# Exercise brief:
Keep the images out and copy every entry below exactly.

# Stored records:
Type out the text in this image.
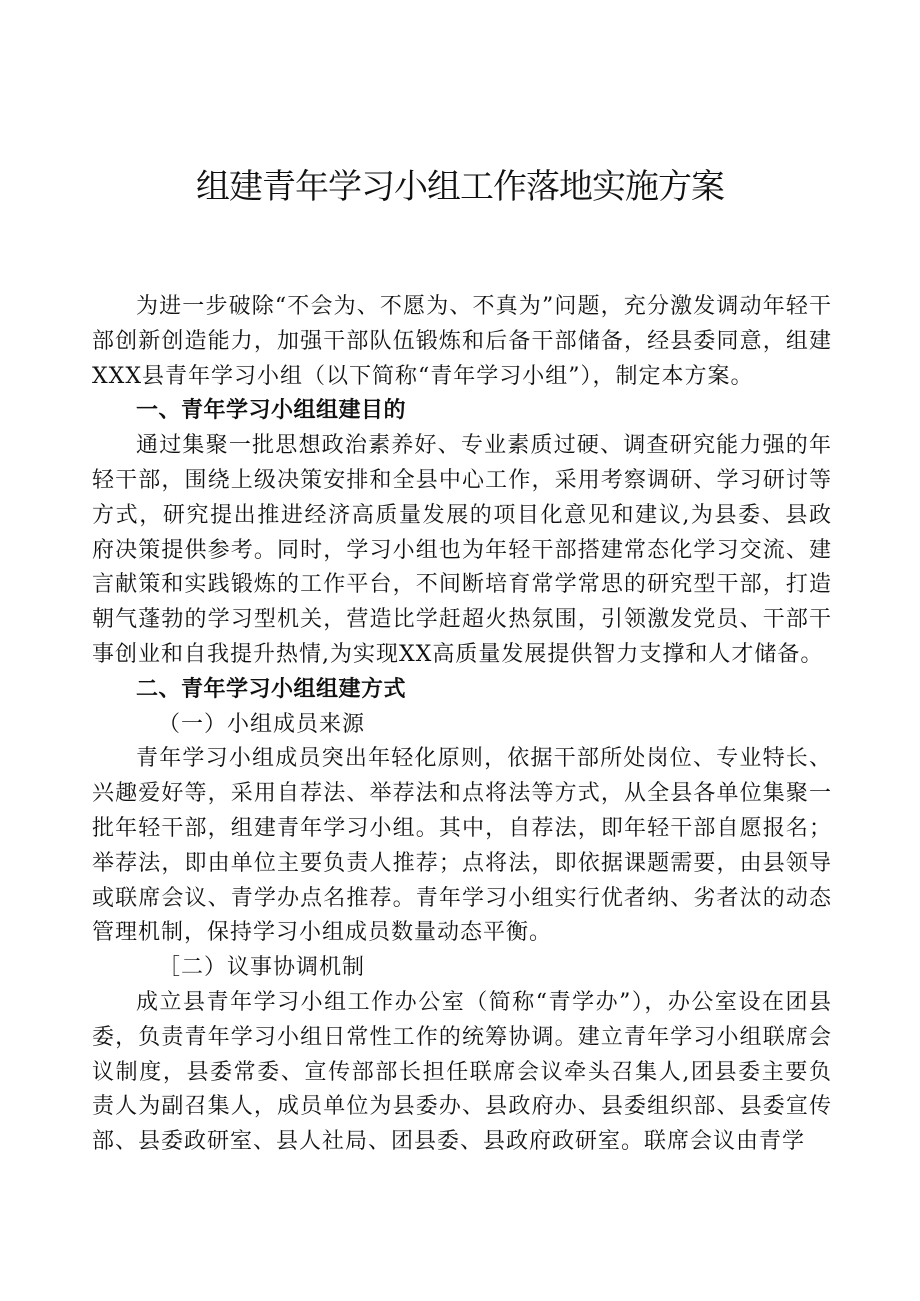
组建青年学习小组工作落地实施方案

为进一步破除“不会为、不愿为、不真为”问题，充分激发调动年轻干部创新创造能力，加强干部队伍锻炼和后备干部储备，经县委同意，组建XXX县青年学习小组（以下简称“青年学习小组”），制定本方案。

一、青年学习小组组建目的

通过集聚一批思想政治素养好、专业素质过硬、调查研究能力强的年轻干部，围绕上级决策安排和全县中心工作，采用考察调研、学习研讨等方式，研究提出推进经济高质量发展的项目化意见和建议,为县委、县政府决策提供参考。同时，学习小组也为年轻干部搭建常态化学习交流、建言献策和实践锻炼的工作平台，不间断培育常学常思的研究型干部，打造朝气蓬勃的学习型机关，营造比学赶超火热氛围，引领激发党员、干部干事创业和自我提升热情,为实现XX高质量发展提供智力支撑和人才储备。

二、青年学习小组组建方式

（一）小组成员来源

青年学习小组成员突出年轻化原则，依据干部所处岗位、专业特长、兴趣爱好等，采用自荐法、举荐法和点将法等方式，从全县各单位集聚一批年轻干部，组建青年学习小组。其中，自荐法，即年轻干部自愿报名；举荐法，即由单位主要负责人推荐；点将法，即依据课题需要，由县领导或联席会议、青学办点名推荐。青年学习小组实行优者纳、劣者汰的动态管理机制，保持学习小组成员数量动态平衡。

［二）议事协调机制

成立县青年学习小组工作办公室（简称“青学办”），办公室设在团县委，负责青年学习小组日常性工作的统筹协调。建立青年学习小组联席会议制度，县委常委、宣传部部长担任联席会议牵头召集人,团县委主要负责人为副召集人，成员单位为县委办、县政府办、县委组织部、县委宣传部、县委政研室、县人社局、团县委、县政府政研室。联席会议由青学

# Correct response:
Type out the text in this image.
组建青年学习小组工作落地实施方案

为进一步破除“不会为、不愿为、不真为”问题，充分激发调动年轻干部创新创造能力，加强干部队伍锻炼和后备干部储备，经县委同意，组建XXX县青年学习小组（以下简称“青年学习小组”），制定本方案。

一、青年学习小组组建目的

通过集聚一批思想政治素养好、专业素质过硬、调查研究能力强的年轻干部，围绕上级决策安排和全县中心工作，采用考察调研、学习研讨等方式，研究提出推进经济高质量发展的项目化意见和建议,为县委、县政府决策提供参考。同时，学习小组也为年轻干部搭建常态化学习交流、建言献策和实践锻炼的工作平台，不间断培育常学常思的研究型干部，打造朝气蓬勃的学习型机关，营造比学赶超火热氛围，引领激发党员、干部干事创业和自我提升热情,为实现XX高质量发展提供智力支撑和人才储备。

二、青年学习小组组建方式

（一）小组成员来源

青年学习小组成员突出年轻化原则，依据干部所处岗位、专业特长、兴趣爱好等，采用自荐法、举荐法和点将法等方式，从全县各单位集聚一批年轻干部，组建青年学习小组。其中，自荐法，即年轻干部自愿报名；举荐法，即由单位主要负责人推荐；点将法，即依据课题需要，由县领导或联席会议、青学办点名推荐。青年学习小组实行优者纳、劣者汰的动态管理机制，保持学习小组成员数量动态平衡。

［二）议事协调机制

成立县青年学习小组工作办公室（简称“青学办”），办公室设在团县委，负责青年学习小组日常性工作的统筹协调。建立青年学习小组联席会议制度，县委常委、宣传部部长担任联席会议牵头召集人,团县委主要负责人为副召集人，成员单位为县委办、县政府办、县委组织部、县委宣传部、县委政研室、县人社局、团县委、县政府政研室。联席会议由青学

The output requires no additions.